Requirements => Reproduce the listing below in its entirety. Change nothing.

Extracted records =>
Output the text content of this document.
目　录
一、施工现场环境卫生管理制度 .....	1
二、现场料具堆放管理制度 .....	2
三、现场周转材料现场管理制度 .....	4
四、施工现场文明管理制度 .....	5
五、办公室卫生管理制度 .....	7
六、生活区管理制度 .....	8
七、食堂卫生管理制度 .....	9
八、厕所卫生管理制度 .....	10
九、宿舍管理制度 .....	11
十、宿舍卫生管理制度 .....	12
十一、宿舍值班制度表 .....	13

Result of this task =>
Output the text content of this document.
目　录
一、施工现场环境卫生管理制度 .....	1
二、现场料具堆放管理制度 .....	2
三、现场周转材料现场管理制度 .....	4
四、施工现场文明管理制度 .....	5
五、办公室卫生管理制度 .....	7
六、生活区管理制度 .....	8
七、食堂卫生管理制度 .....	9
八、厕所卫生管理制度 .....	10
九、宿舍管理制度 .....	11
十、宿舍卫生管理制度 .....	12
十一、宿舍值班制度表 .....	13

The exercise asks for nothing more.